→ **Task requirements**
Retype each line exactly. Skip images.

[Data entries]
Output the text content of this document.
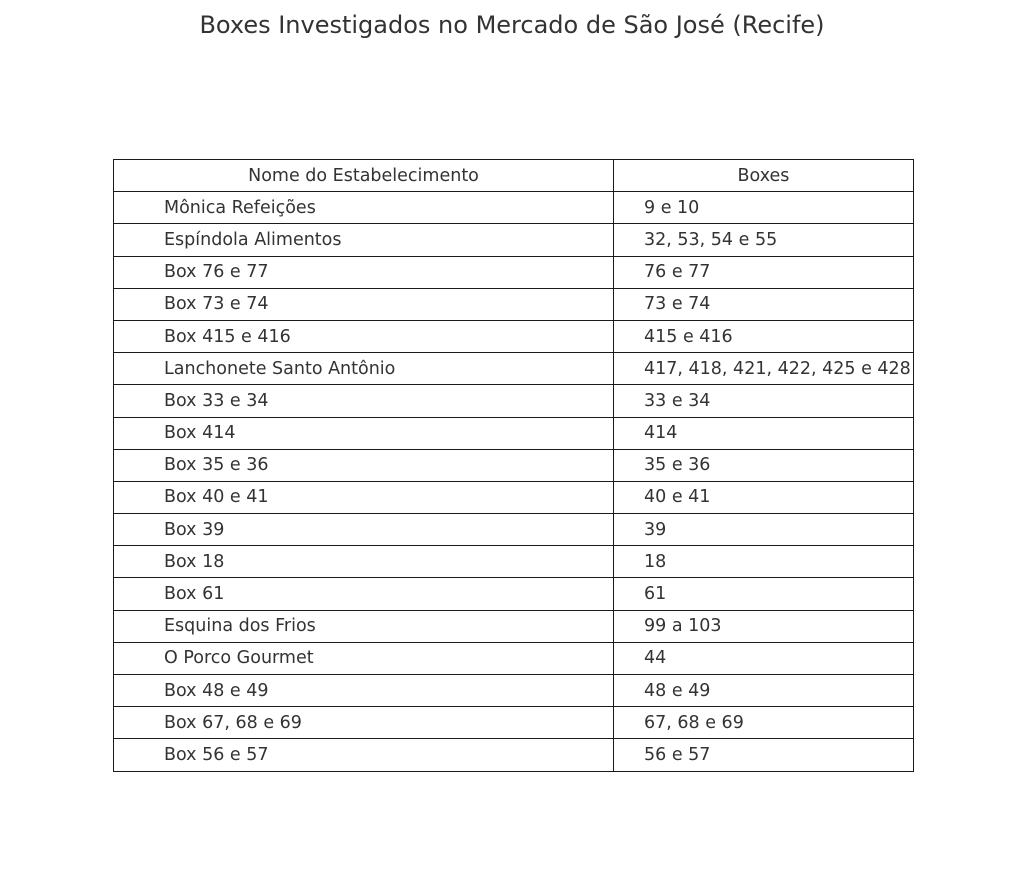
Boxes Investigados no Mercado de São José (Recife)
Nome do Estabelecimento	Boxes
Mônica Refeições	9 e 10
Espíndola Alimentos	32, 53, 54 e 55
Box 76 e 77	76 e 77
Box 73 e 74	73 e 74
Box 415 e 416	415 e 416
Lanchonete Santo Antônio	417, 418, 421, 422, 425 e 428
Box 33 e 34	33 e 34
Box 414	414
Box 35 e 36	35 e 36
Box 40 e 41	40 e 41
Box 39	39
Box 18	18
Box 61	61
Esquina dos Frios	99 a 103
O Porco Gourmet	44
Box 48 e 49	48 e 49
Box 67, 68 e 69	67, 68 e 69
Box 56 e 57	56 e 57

→ **Task solution**
Output the text content of this document.
Boxes Investigados no Mercado de São José (Recife)
Nome do Estabelecimento	Boxes
Mônica Refeições	9 e 10
Espíndola Alimentos	32, 53, 54 e 55
Box 76 e 77	76 e 77
Box 73 e 74	73 e 74
Box 415 e 416	415 e 416
Lanchonete Santo Antônio	417, 418, 421, 422, 425 e 428
Box 33 e 34	33 e 34
Box 414	414
Box 35 e 36	35 e 36
Box 40 e 41	40 e 41
Box 39	39
Box 18	18
Box 61	61
Esquina dos Frios	99 a 103
O Porco Gourmet	44
Box 48 e 49	48 e 49
Box 67, 68 e 69	67, 68 e 69
Box 56 e 57	56 e 57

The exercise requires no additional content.